**Dataset records:**
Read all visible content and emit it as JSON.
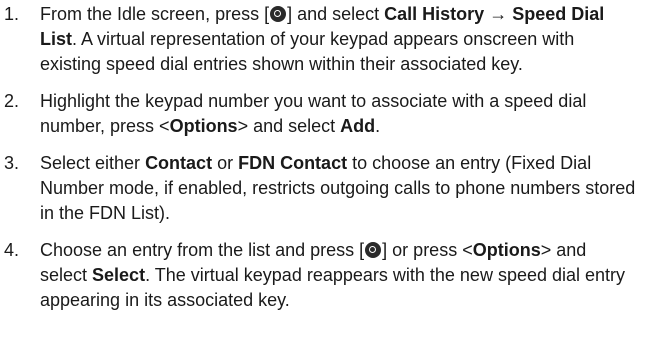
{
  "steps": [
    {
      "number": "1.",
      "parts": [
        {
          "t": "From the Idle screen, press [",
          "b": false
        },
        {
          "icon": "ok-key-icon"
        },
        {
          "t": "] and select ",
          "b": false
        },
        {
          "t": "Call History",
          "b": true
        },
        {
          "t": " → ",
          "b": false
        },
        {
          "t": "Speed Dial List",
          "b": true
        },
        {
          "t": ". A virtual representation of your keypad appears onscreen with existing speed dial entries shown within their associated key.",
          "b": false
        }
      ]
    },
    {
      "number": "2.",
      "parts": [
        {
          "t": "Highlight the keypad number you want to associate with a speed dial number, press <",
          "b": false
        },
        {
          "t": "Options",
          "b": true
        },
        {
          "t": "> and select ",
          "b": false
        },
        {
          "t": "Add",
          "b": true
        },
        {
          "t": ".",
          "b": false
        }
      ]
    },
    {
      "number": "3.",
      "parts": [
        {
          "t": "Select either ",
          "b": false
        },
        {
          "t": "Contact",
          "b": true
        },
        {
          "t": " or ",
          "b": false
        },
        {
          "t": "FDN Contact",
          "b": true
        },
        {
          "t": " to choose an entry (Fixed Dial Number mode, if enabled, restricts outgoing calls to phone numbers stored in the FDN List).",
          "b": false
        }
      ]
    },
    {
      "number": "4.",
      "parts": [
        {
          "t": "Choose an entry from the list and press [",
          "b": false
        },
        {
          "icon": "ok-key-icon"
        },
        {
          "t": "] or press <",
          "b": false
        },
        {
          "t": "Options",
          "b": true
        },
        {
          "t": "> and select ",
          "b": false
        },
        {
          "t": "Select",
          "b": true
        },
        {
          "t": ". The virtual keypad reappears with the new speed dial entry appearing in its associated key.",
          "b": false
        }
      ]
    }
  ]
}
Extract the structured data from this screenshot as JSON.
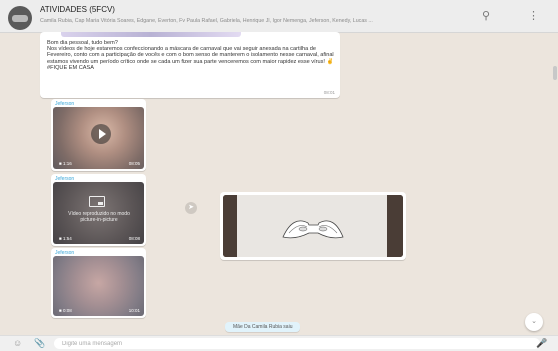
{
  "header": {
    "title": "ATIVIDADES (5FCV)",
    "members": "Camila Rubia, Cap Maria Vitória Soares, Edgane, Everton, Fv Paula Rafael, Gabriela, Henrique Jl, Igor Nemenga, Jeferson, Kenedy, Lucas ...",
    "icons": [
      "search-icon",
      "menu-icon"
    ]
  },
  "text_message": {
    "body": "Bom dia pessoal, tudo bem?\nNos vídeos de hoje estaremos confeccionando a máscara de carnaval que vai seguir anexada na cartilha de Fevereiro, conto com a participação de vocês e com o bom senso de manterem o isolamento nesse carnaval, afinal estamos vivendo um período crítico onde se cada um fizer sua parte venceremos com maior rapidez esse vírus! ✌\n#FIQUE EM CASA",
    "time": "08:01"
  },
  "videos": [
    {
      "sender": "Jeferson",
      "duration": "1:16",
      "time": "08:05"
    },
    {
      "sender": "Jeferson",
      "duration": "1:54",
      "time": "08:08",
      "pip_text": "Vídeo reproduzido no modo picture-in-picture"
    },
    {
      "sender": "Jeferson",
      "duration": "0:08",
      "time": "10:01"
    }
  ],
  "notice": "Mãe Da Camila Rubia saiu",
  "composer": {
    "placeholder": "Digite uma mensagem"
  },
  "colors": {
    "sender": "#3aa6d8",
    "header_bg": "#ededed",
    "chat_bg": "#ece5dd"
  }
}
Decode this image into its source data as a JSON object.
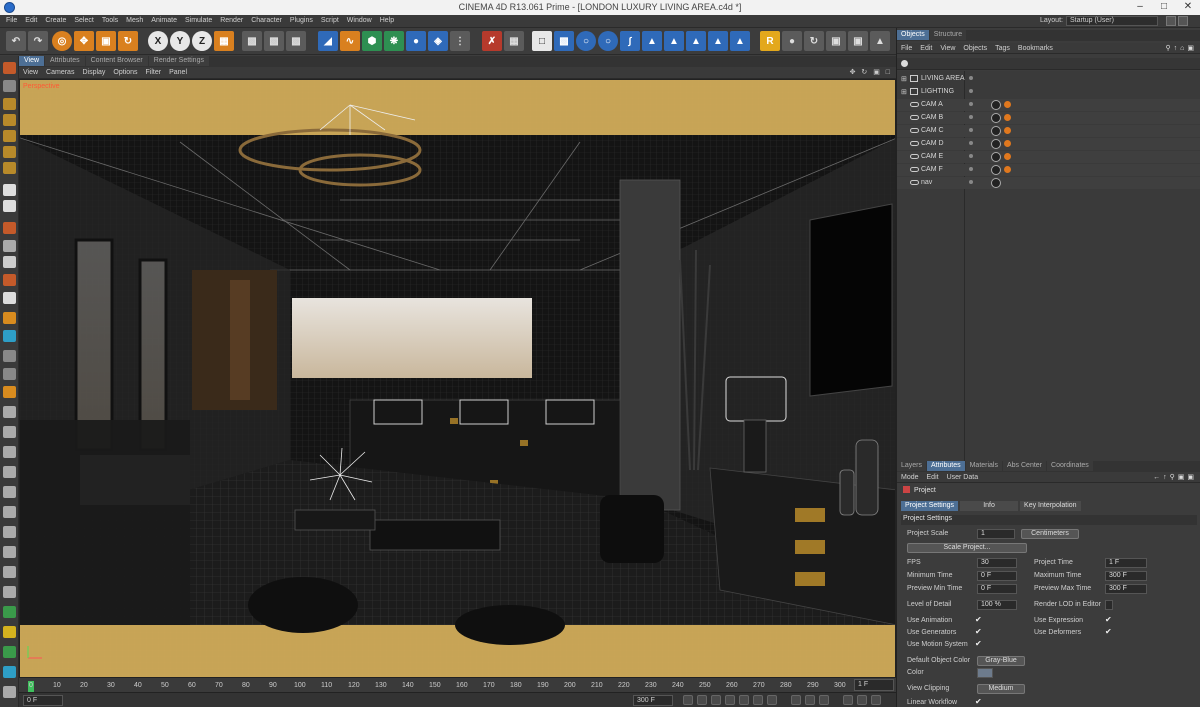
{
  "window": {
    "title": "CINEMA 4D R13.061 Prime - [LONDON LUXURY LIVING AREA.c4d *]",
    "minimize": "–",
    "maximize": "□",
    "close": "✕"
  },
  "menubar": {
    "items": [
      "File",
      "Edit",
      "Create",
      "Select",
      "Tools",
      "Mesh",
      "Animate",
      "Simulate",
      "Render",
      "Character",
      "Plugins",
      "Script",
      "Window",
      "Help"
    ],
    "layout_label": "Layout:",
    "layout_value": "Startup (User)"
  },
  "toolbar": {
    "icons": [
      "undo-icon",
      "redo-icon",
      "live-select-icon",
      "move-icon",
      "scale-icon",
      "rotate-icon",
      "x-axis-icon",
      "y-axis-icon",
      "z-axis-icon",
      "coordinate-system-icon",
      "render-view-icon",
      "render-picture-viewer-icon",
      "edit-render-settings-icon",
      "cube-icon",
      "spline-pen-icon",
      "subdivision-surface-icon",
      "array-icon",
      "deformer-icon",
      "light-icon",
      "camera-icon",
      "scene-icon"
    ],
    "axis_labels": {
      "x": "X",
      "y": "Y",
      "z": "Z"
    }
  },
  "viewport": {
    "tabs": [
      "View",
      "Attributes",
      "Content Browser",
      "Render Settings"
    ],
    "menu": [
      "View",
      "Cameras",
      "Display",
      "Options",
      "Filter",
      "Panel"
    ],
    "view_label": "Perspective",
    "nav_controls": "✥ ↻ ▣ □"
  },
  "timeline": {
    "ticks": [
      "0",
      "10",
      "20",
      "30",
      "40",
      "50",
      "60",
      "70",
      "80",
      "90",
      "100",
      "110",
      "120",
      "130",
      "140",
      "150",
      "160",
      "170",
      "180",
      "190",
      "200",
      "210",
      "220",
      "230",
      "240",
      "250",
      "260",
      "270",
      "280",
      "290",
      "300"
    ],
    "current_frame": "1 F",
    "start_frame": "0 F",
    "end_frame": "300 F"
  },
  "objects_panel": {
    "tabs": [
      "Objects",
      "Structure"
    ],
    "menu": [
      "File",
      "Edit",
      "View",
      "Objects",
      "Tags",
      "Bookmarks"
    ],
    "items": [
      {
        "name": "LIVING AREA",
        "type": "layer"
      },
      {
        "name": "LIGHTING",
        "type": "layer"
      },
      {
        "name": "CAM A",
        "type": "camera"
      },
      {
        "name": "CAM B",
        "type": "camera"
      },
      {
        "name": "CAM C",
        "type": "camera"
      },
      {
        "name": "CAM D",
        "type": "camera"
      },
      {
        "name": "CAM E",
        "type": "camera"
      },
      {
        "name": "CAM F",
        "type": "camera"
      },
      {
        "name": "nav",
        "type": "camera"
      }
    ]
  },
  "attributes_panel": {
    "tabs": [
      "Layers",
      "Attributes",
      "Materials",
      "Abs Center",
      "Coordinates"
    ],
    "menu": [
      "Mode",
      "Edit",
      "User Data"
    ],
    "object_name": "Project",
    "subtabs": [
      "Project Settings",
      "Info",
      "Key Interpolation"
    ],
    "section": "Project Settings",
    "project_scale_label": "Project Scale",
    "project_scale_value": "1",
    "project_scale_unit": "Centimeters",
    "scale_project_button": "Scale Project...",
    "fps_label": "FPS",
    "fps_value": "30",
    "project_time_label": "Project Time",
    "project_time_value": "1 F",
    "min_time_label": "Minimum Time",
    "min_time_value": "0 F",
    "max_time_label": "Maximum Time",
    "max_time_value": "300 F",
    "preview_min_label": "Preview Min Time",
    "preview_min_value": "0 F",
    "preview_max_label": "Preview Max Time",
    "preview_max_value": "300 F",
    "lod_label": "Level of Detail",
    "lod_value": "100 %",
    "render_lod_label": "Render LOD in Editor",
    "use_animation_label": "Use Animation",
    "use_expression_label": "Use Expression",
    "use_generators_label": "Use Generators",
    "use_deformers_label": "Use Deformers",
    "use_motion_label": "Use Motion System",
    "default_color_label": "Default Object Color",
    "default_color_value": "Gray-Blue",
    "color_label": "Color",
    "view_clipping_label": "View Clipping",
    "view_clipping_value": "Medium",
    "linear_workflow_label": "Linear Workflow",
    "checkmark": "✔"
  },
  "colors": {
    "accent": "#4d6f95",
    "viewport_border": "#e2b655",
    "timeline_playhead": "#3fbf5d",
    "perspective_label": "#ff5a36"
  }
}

**Exercise description:** Repeat the material above in full and unchanged, minus its images.

**Problem solution:**
Read all visible content and emit it as JSON.
{
  "steps": [
    {
      "number": "1.",
      "parts": [
        {
          "t": "From the Idle screen, press [",
          "b": false
        },
        {
          "icon": "ok-key-icon"
        },
        {
          "t": "] and select ",
          "b": false
        },
        {
          "t": "Call History",
          "b": true
        },
        {
          "t": " → ",
          "b": false
        },
        {
          "t": "Speed Dial List",
          "b": true
        },
        {
          "t": ". A virtual representation of your keypad appears onscreen with existing speed dial entries shown within their associated key.",
          "b": false
        }
      ]
    },
    {
      "number": "2.",
      "parts": [
        {
          "t": "Highlight the keypad number you want to associate with a speed dial number, press <",
          "b": false
        },
        {
          "t": "Options",
          "b": true
        },
        {
          "t": "> and select ",
          "b": false
        },
        {
          "t": "Add",
          "b": true
        },
        {
          "t": ".",
          "b": false
        }
      ]
    },
    {
      "number": "3.",
      "parts": [
        {
          "t": "Select either ",
          "b": false
        },
        {
          "t": "Contact",
          "b": true
        },
        {
          "t": " or ",
          "b": false
        },
        {
          "t": "FDN Contact",
          "b": true
        },
        {
          "t": " to choose an entry (Fixed Dial Number mode, if enabled, restricts outgoing calls to phone numbers stored in the FDN List).",
          "b": false
        }
      ]
    },
    {
      "number": "4.",
      "parts": [
        {
          "t": "Choose an entry from the list and press [",
          "b": false
        },
        {
          "icon": "ok-key-icon"
        },
        {
          "t": "] or press <",
          "b": false
        },
        {
          "t": "Options",
          "b": true
        },
        {
          "t": "> and select ",
          "b": false
        },
        {
          "t": "Select",
          "b": true
        },
        {
          "t": ". The virtual keypad reappears with the new speed dial entry appearing in its associated key.",
          "b": false
        }
      ]
    }
  ]
}
Extract the structured data from this screenshot as JSON.
{
  "header": {
    "title": "ATIVIDADES (5FCV)",
    "members": "Camila Rubia, Cap Maria Vitória Soares, Edgane, Everton, Fv Paula Rafael, Gabriela, Henrique Jl, Igor Nemenga, Jeferson, Kenedy, Lucas ...",
    "icons": [
      "search-icon",
      "menu-icon"
    ]
  },
  "text_message": {
    "body": "Bom dia pessoal, tudo bem?\nNos vídeos de hoje estaremos confeccionando a máscara de carnaval que vai seguir anexada na cartilha de Fevereiro, conto com a participação de vocês e com o bom senso de manterem o isolamento nesse carnaval, afinal estamos vivendo um período crítico onde se cada um fizer sua parte venceremos com maior rapidez esse vírus! ✌\n#FIQUE EM CASA",
    "time": "08:01"
  },
  "videos": [
    {
      "sender": "Jeferson",
      "duration": "1:16",
      "time": "08:05"
    },
    {
      "sender": "Jeferson",
      "duration": "1:54",
      "time": "08:08",
      "pip_text": "Vídeo reproduzido no modo picture-in-picture"
    },
    {
      "sender": "Jeferson",
      "duration": "0:08",
      "time": "10:01"
    }
  ],
  "notice": "Mãe Da Camila Rubia saiu",
  "composer": {
    "placeholder": "Digite uma mensagem"
  },
  "colors": {
    "sender": "#3aa6d8",
    "header_bg": "#ededed",
    "chat_bg": "#ece5dd"
  }
}
Decode this image into its source data as a JSON object.
{
  "window": {
    "title": "CINEMA 4D R13.061 Prime - [LONDON LUXURY LIVING AREA.c4d *]",
    "minimize": "–",
    "maximize": "□",
    "close": "✕"
  },
  "menubar": {
    "items": [
      "File",
      "Edit",
      "Create",
      "Select",
      "Tools",
      "Mesh",
      "Animate",
      "Simulate",
      "Render",
      "Character",
      "Plugins",
      "Script",
      "Window",
      "Help"
    ],
    "layout_label": "Layout:",
    "layout_value": "Startup (User)"
  },
  "toolbar": {
    "icons": [
      "undo-icon",
      "redo-icon",
      "live-select-icon",
      "move-icon",
      "scale-icon",
      "rotate-icon",
      "x-axis-icon",
      "y-axis-icon",
      "z-axis-icon",
      "coordinate-system-icon",
      "render-view-icon",
      "render-picture-viewer-icon",
      "edit-render-settings-icon",
      "cube-icon",
      "spline-pen-icon",
      "subdivision-surface-icon",
      "array-icon",
      "deformer-icon",
      "light-icon",
      "camera-icon",
      "scene-icon"
    ],
    "axis_labels": {
      "x": "X",
      "y": "Y",
      "z": "Z"
    }
  },
  "viewport": {
    "tabs": [
      "View",
      "Attributes",
      "Content Browser",
      "Render Settings"
    ],
    "menu": [
      "View",
      "Cameras",
      "Display",
      "Options",
      "Filter",
      "Panel"
    ],
    "view_label": "Perspective",
    "nav_controls": "✥ ↻ ▣ □"
  },
  "timeline": {
    "ticks": [
      "0",
      "10",
      "20",
      "30",
      "40",
      "50",
      "60",
      "70",
      "80",
      "90",
      "100",
      "110",
      "120",
      "130",
      "140",
      "150",
      "160",
      "170",
      "180",
      "190",
      "200",
      "210",
      "220",
      "230",
      "240",
      "250",
      "260",
      "270",
      "280",
      "290",
      "300"
    ],
    "current_frame": "1 F",
    "start_frame": "0 F",
    "end_frame": "300 F"
  },
  "objects_panel": {
    "tabs": [
      "Objects",
      "Structure"
    ],
    "menu": [
      "File",
      "Edit",
      "View",
      "Objects",
      "Tags",
      "Bookmarks"
    ],
    "items": [
      {
        "name": "LIVING AREA",
        "type": "layer"
      },
      {
        "name": "LIGHTING",
        "type": "layer"
      },
      {
        "name": "CAM A",
        "type": "camera"
      },
      {
        "name": "CAM B",
        "type": "camera"
      },
      {
        "name": "CAM C",
        "type": "camera"
      },
      {
        "name": "CAM D",
        "type": "camera"
      },
      {
        "name": "CAM E",
        "type": "camera"
      },
      {
        "name": "CAM F",
        "type": "camera"
      },
      {
        "name": "nav",
        "type": "camera"
      }
    ]
  },
  "attributes_panel": {
    "tabs": [
      "Layers",
      "Attributes",
      "Materials",
      "Abs Center",
      "Coordinates"
    ],
    "menu": [
      "Mode",
      "Edit",
      "User Data"
    ],
    "object_name": "Project",
    "subtabs": [
      "Project Settings",
      "Info",
      "Key Interpolation"
    ],
    "section": "Project Settings",
    "project_scale_label": "Project Scale",
    "project_scale_value": "1",
    "project_scale_unit": "Centimeters",
    "scale_project_button": "Scale Project...",
    "fps_label": "FPS",
    "fps_value": "30",
    "project_time_label": "Project Time",
    "project_time_value": "1 F",
    "min_time_label": "Minimum Time",
    "min_time_value": "0 F",
    "max_time_label": "Maximum Time",
    "max_time_value": "300 F",
    "preview_min_label": "Preview Min Time",
    "preview_min_value": "0 F",
    "preview_max_label": "Preview Max Time",
    "preview_max_value": "300 F",
    "lod_label": "Level of Detail",
    "lod_value": "100 %",
    "render_lod_label": "Render LOD in Editor",
    "use_animation_label": "Use Animation",
    "use_expression_label": "Use Expression",
    "use_generators_label": "Use Generators",
    "use_deformers_label": "Use Deformers",
    "use_motion_label": "Use Motion System",
    "default_color_label": "Default Object Color",
    "default_color_value": "Gray-Blue",
    "color_label": "Color",
    "view_clipping_label": "View Clipping",
    "view_clipping_value": "Medium",
    "linear_workflow_label": "Linear Workflow",
    "checkmark": "✔"
  },
  "colors": {
    "accent": "#4d6f95",
    "viewport_border": "#e2b655",
    "timeline_playhead": "#3fbf5d",
    "perspective_label": "#ff5a36"
  }
}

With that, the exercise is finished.